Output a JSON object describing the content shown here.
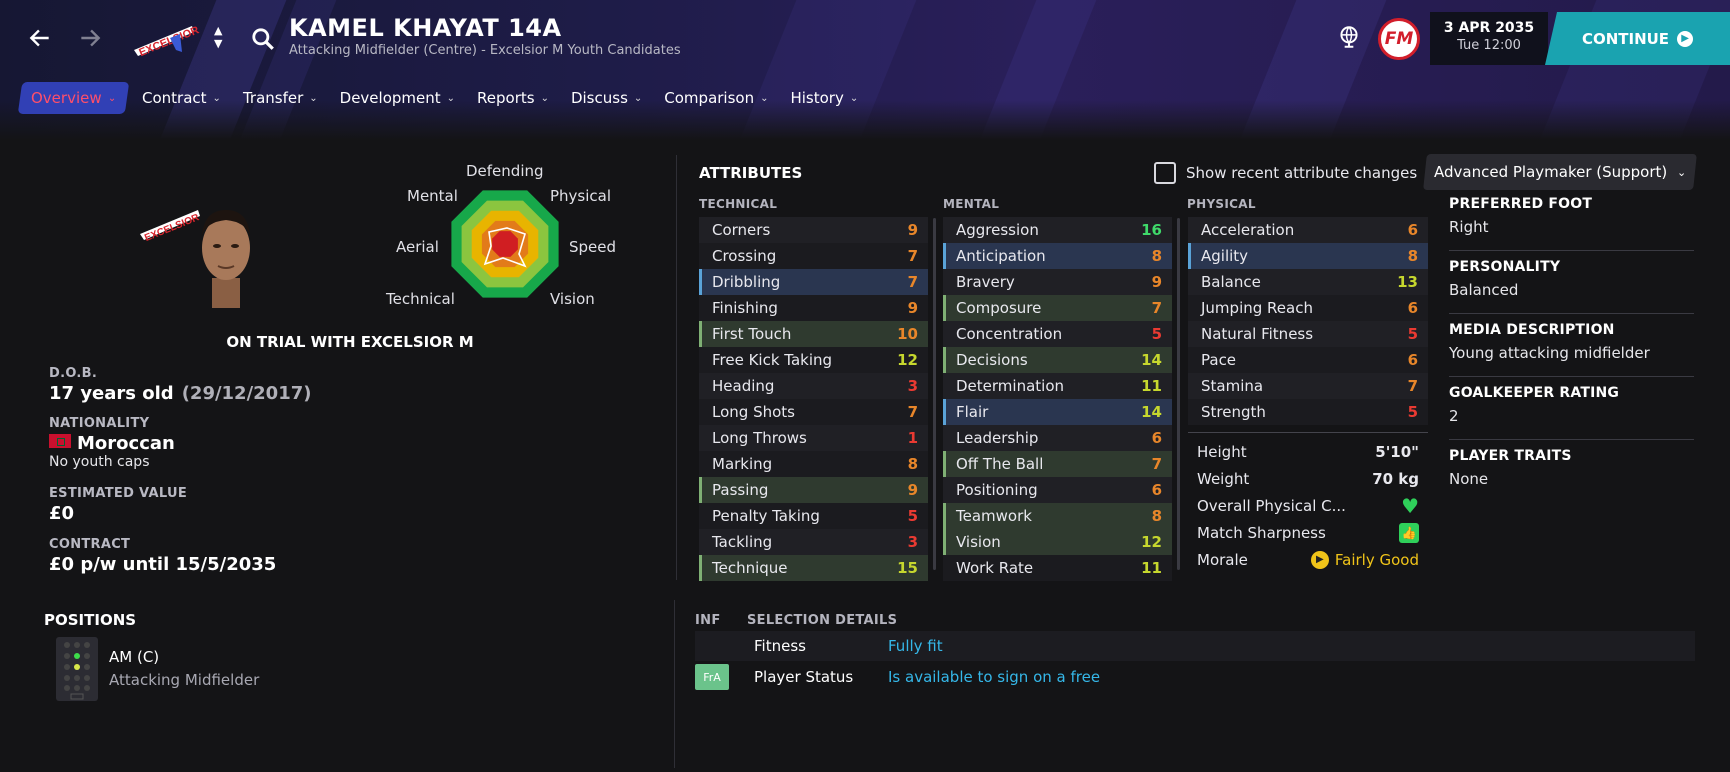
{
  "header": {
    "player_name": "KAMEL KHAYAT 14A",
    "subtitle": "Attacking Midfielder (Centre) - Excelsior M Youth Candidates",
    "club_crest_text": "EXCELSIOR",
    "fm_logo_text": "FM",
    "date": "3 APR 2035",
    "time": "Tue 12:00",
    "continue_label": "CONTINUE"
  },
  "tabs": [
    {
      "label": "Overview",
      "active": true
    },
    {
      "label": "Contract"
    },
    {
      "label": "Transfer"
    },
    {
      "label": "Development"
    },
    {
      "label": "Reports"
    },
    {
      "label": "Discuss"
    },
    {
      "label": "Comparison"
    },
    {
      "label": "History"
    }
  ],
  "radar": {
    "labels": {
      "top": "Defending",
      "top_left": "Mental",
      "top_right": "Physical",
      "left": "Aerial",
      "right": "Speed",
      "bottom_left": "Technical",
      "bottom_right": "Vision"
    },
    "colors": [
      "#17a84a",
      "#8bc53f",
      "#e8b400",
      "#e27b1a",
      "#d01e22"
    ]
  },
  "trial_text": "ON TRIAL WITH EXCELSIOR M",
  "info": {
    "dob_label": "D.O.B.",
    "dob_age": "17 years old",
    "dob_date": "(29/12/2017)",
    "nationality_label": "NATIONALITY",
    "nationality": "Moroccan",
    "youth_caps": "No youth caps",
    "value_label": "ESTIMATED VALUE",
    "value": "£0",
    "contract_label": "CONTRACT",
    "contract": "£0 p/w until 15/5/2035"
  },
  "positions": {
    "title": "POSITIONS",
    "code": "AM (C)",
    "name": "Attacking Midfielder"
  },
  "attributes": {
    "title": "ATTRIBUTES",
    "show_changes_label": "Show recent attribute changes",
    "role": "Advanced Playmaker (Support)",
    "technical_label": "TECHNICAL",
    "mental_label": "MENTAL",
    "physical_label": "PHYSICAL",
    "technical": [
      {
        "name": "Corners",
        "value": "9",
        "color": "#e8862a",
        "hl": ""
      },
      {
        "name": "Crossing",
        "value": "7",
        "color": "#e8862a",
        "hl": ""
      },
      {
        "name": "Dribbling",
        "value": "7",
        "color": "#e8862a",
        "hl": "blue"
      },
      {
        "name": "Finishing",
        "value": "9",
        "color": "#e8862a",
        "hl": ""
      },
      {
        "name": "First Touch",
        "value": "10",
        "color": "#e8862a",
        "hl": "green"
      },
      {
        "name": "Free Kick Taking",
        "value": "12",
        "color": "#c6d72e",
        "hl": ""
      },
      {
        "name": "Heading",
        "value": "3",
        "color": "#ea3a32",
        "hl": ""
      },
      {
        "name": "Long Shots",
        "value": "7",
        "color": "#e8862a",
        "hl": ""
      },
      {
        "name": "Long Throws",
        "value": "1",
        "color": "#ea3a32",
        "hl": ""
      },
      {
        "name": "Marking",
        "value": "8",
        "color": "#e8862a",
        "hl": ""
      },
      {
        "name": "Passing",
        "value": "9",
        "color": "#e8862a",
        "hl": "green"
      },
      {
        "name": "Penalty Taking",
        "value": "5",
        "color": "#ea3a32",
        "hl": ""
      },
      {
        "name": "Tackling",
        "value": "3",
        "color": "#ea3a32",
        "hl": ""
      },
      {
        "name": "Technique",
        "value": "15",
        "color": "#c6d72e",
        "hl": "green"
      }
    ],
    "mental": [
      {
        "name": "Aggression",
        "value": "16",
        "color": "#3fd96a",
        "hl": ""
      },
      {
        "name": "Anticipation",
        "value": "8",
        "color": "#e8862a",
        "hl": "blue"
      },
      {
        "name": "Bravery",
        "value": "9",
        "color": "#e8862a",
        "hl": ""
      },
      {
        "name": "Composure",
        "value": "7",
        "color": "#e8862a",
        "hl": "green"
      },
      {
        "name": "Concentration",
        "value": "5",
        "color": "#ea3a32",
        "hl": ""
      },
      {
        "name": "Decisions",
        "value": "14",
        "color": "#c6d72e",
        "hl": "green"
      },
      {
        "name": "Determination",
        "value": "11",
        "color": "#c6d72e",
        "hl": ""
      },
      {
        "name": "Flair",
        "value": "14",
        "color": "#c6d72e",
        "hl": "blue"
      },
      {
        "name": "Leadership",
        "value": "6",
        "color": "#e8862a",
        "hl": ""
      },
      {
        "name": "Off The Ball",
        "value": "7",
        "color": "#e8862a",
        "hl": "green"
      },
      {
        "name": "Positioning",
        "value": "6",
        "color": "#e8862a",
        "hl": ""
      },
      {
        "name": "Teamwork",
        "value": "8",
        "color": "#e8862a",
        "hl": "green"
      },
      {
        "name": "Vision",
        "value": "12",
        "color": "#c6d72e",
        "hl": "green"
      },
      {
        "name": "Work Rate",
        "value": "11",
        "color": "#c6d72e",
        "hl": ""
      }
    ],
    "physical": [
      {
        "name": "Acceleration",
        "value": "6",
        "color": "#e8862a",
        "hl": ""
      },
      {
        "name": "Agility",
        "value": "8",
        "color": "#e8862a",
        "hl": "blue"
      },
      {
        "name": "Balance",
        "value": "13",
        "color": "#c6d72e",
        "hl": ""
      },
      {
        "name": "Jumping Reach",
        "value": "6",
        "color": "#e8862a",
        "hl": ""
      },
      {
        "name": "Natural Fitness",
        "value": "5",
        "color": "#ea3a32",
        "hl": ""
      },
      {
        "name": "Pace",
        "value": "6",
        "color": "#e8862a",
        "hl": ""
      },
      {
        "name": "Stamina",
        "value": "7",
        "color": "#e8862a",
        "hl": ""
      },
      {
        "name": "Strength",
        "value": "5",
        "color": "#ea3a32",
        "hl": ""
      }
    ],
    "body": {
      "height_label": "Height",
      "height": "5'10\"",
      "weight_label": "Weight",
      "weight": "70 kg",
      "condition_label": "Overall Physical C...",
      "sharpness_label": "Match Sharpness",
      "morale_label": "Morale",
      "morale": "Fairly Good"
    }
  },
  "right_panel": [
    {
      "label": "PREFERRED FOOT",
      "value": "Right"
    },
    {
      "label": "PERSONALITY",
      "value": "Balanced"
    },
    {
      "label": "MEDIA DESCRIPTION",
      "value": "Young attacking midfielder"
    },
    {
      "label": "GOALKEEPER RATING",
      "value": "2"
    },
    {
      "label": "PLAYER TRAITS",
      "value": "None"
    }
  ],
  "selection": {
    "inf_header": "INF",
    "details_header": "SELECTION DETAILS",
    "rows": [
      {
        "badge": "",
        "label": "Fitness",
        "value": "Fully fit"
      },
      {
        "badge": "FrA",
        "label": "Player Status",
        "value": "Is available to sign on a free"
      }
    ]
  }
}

...

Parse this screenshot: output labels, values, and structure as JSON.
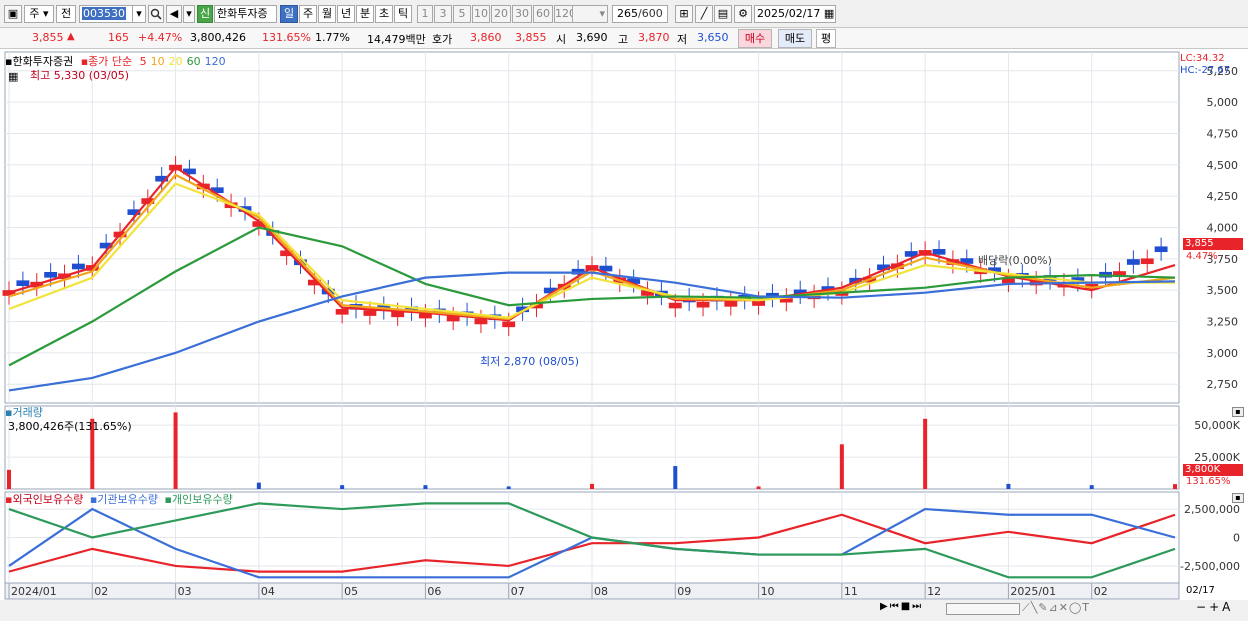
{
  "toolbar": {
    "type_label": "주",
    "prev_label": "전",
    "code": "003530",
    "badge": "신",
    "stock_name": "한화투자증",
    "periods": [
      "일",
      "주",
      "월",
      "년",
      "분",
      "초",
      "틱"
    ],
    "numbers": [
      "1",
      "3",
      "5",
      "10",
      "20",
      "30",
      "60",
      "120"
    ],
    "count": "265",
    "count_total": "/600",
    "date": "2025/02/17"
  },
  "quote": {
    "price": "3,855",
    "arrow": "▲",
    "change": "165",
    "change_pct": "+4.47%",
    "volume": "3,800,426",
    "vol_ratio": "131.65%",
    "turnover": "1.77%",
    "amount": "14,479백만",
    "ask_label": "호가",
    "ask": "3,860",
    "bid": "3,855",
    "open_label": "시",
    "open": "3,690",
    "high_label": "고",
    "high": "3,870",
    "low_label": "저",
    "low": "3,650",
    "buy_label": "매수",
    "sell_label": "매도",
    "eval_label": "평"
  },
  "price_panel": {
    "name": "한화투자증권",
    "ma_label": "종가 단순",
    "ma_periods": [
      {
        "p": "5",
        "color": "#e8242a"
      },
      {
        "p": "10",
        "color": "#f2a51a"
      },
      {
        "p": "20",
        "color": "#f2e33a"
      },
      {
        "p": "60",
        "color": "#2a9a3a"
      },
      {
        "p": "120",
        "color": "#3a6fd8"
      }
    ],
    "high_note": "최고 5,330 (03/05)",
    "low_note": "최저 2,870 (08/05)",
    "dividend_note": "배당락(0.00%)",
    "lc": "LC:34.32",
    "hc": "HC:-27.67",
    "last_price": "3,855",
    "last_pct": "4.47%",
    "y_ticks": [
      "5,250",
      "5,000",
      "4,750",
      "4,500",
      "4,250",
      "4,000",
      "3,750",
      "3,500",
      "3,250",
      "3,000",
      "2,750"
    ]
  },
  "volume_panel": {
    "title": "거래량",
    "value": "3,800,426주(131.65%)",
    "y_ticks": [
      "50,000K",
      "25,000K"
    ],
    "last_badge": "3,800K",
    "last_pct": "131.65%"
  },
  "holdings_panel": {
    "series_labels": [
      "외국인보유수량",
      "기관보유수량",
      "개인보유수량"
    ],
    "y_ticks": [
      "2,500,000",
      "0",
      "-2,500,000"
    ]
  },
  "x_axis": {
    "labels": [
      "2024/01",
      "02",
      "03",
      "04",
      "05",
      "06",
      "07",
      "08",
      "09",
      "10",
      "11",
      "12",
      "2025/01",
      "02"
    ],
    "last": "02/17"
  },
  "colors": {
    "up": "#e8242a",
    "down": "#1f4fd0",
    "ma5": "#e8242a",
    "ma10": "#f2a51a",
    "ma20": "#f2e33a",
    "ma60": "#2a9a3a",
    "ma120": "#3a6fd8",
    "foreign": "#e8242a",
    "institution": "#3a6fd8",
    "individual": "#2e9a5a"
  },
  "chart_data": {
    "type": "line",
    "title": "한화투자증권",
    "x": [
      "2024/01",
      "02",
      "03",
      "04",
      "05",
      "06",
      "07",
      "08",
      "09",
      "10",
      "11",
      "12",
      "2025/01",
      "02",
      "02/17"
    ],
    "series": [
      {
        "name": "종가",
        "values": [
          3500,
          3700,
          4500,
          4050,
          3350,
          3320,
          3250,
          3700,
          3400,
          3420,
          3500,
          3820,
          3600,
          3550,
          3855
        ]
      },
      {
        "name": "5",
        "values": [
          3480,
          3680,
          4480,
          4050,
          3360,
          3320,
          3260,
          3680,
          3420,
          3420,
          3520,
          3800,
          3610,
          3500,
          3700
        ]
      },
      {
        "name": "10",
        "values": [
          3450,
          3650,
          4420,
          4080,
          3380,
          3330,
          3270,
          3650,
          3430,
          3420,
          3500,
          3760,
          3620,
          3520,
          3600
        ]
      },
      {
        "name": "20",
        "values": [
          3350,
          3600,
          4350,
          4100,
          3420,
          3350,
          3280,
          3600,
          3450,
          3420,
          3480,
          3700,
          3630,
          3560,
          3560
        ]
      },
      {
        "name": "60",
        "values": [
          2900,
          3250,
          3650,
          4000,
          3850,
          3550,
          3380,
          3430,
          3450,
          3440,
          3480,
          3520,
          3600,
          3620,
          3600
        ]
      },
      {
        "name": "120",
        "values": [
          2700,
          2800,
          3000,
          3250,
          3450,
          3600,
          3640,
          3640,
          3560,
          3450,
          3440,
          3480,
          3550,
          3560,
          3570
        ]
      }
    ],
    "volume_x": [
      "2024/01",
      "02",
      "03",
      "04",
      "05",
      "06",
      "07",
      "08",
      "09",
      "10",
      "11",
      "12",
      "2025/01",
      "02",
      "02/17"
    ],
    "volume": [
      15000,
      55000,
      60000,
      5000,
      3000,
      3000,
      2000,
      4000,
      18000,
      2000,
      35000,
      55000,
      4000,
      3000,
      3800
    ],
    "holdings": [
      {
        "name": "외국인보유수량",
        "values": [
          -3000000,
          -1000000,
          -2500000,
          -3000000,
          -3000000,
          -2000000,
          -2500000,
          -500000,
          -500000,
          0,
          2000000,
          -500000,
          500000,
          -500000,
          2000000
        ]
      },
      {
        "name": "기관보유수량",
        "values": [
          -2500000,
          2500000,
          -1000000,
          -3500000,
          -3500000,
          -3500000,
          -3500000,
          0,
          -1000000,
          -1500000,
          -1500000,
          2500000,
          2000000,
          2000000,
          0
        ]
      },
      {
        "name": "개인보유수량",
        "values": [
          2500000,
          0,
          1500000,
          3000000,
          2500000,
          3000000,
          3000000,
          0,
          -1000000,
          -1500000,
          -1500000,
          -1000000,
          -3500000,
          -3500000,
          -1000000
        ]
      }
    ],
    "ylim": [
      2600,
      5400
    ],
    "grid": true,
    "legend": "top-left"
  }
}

Given problem:
Among these entries, how many lines include the string "Fitness"? Reply with the number by itself.

The solution:
2